**STATED TASK**
Leaving out the pictures, retype all the material exactly.

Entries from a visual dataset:
==========
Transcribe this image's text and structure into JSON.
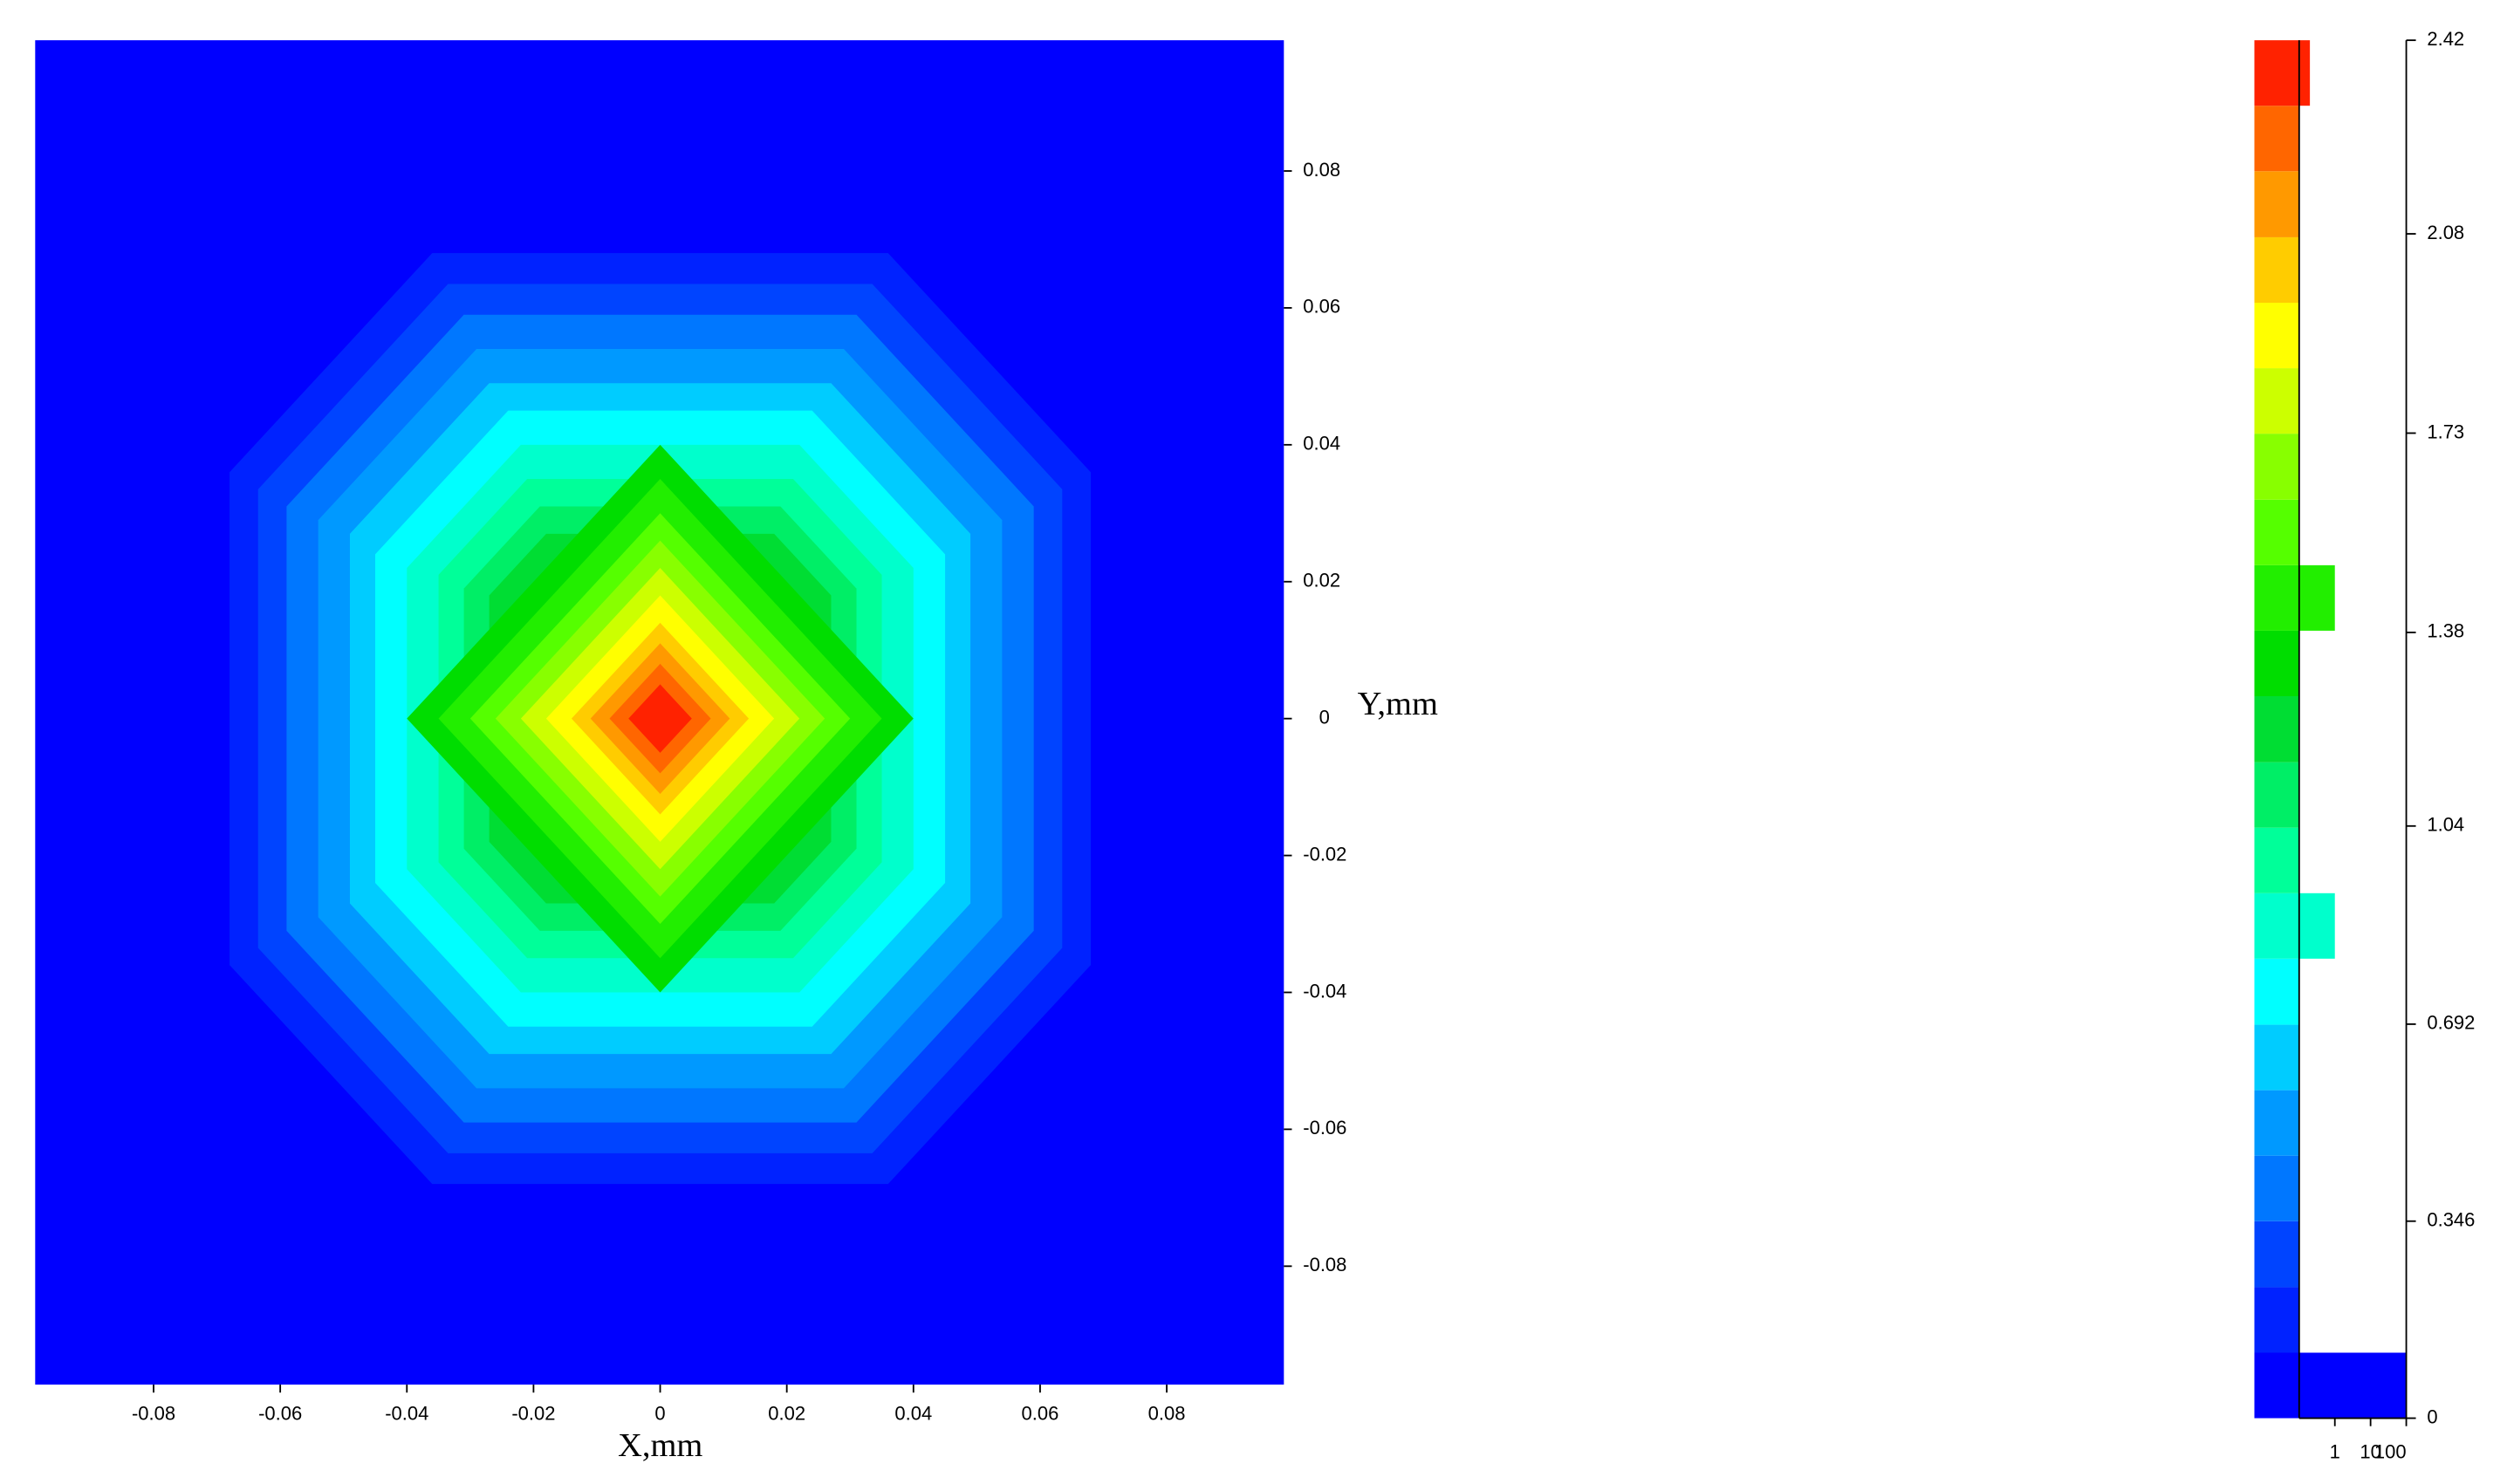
{
  "chart_data": {
    "type": "contour",
    "xlabel": "X,mm",
    "ylabel": "Y,mm",
    "xlim": [
      -0.0987,
      0.0985
    ],
    "ylim": [
      -0.0973,
      0.0991
    ],
    "xticks": [
      -0.08,
      -0.06,
      -0.04,
      -0.02,
      0,
      0.02,
      0.04,
      0.06,
      0.08
    ],
    "yticks": [
      -0.08,
      -0.06,
      -0.04,
      -0.02,
      0,
      0.02,
      0.04,
      0.06,
      0.08
    ],
    "regions": [
      {
        "a": 0.068,
        "b": 0.104
      },
      {
        "a": 0.0635,
        "b": 0.097
      },
      {
        "a": 0.059,
        "b": 0.09
      },
      {
        "a": 0.054,
        "b": 0.083
      },
      {
        "a": 0.049,
        "b": 0.076
      },
      {
        "a": 0.045,
        "b": 0.069
      },
      {
        "a": 0.04,
        "b": 0.062
      },
      {
        "a": 0.035,
        "b": 0.056
      },
      {
        "a": 0.031,
        "b": 0.05
      },
      {
        "a": 0.027,
        "b": 0.045
      },
      {
        "a": 0.04,
        "b": 0.04
      },
      {
        "a": 0.035,
        "b": 0.035
      },
      {
        "a": 0.03,
        "b": 0.03
      },
      {
        "a": 0.026,
        "b": 0.026
      },
      {
        "a": 0.022,
        "b": 0.022
      },
      {
        "a": 0.018,
        "b": 0.018
      },
      {
        "a": 0.014,
        "b": 0.014
      },
      {
        "a": 0.011,
        "b": 0.011
      },
      {
        "a": 0.008,
        "b": 0.008
      },
      {
        "a": 0.005,
        "b": 0.005
      }
    ],
    "colorbar": {
      "levels": [
        0,
        0.115,
        0.23,
        0.346,
        0.461,
        0.576,
        0.691,
        0.807,
        0.922,
        1.037,
        1.152,
        1.268,
        1.383,
        1.498,
        1.613,
        1.729,
        1.844,
        1.959,
        2.074,
        2.19,
        2.305,
        2.42
      ],
      "colors": [
        "#0000ff",
        "#0022ff",
        "#0044ff",
        "#0077ff",
        "#0099ff",
        "#00ccff",
        "#00ffff",
        "#00ffcc",
        "#00ff99",
        "#00ee66",
        "#00dd33",
        "#00dd00",
        "#22ee00",
        "#55ff00",
        "#88ff00",
        "#ccff00",
        "#ffff00",
        "#ffcc00",
        "#ff9900",
        "#ff6600",
        "#ff2200"
      ],
      "yticks": [
        0,
        0.346,
        0.692,
        1.04,
        1.38,
        1.73,
        2.08,
        2.42
      ],
      "counts": [
        100,
        0,
        0,
        0,
        0,
        0,
        0,
        1,
        0,
        0,
        0,
        0,
        1,
        0,
        0,
        0,
        0,
        0,
        0,
        0,
        0.2
      ],
      "count_lim": [
        0.1,
        100
      ],
      "count_ticks": [
        1,
        10,
        100
      ],
      "count_log": true
    }
  }
}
==========
**TASK OUTPUT**
Transcribe this image's text and structure into JSON.
{
  "chart_data": {
    "type": "contour",
    "xlabel": "X,mm",
    "ylabel": "Y,mm",
    "xlim": [
      -0.0987,
      0.0985
    ],
    "ylim": [
      -0.0973,
      0.0991
    ],
    "xticks": [
      -0.08,
      -0.06,
      -0.04,
      -0.02,
      0,
      0.02,
      0.04,
      0.06,
      0.08
    ],
    "yticks": [
      -0.08,
      -0.06,
      -0.04,
      -0.02,
      0,
      0.02,
      0.04,
      0.06,
      0.08
    ],
    "regions": [
      {
        "a": 0.068,
        "b": 0.104
      },
      {
        "a": 0.0635,
        "b": 0.097
      },
      {
        "a": 0.059,
        "b": 0.09
      },
      {
        "a": 0.054,
        "b": 0.083
      },
      {
        "a": 0.049,
        "b": 0.076
      },
      {
        "a": 0.045,
        "b": 0.069
      },
      {
        "a": 0.04,
        "b": 0.062
      },
      {
        "a": 0.035,
        "b": 0.056
      },
      {
        "a": 0.031,
        "b": 0.05
      },
      {
        "a": 0.027,
        "b": 0.045
      },
      {
        "a": 0.04,
        "b": 0.04
      },
      {
        "a": 0.035,
        "b": 0.035
      },
      {
        "a": 0.03,
        "b": 0.03
      },
      {
        "a": 0.026,
        "b": 0.026
      },
      {
        "a": 0.022,
        "b": 0.022
      },
      {
        "a": 0.018,
        "b": 0.018
      },
      {
        "a": 0.014,
        "b": 0.014
      },
      {
        "a": 0.011,
        "b": 0.011
      },
      {
        "a": 0.008,
        "b": 0.008
      },
      {
        "a": 0.005,
        "b": 0.005
      }
    ],
    "colorbar": {
      "levels": [
        0,
        0.115,
        0.23,
        0.346,
        0.461,
        0.576,
        0.691,
        0.807,
        0.922,
        1.037,
        1.152,
        1.268,
        1.383,
        1.498,
        1.613,
        1.729,
        1.844,
        1.959,
        2.074,
        2.19,
        2.305,
        2.42
      ],
      "colors": [
        "#0000ff",
        "#0022ff",
        "#0044ff",
        "#0077ff",
        "#0099ff",
        "#00ccff",
        "#00ffff",
        "#00ffcc",
        "#00ff99",
        "#00ee66",
        "#00dd33",
        "#00dd00",
        "#22ee00",
        "#55ff00",
        "#88ff00",
        "#ccff00",
        "#ffff00",
        "#ffcc00",
        "#ff9900",
        "#ff6600",
        "#ff2200"
      ],
      "yticks": [
        0,
        0.346,
        0.692,
        1.04,
        1.38,
        1.73,
        2.08,
        2.42
      ],
      "counts": [
        100,
        0,
        0,
        0,
        0,
        0,
        0,
        1,
        0,
        0,
        0,
        0,
        1,
        0,
        0,
        0,
        0,
        0,
        0,
        0,
        0.2
      ],
      "count_lim": [
        0.1,
        100
      ],
      "count_ticks": [
        1,
        10,
        100
      ],
      "count_log": true
    }
  }
}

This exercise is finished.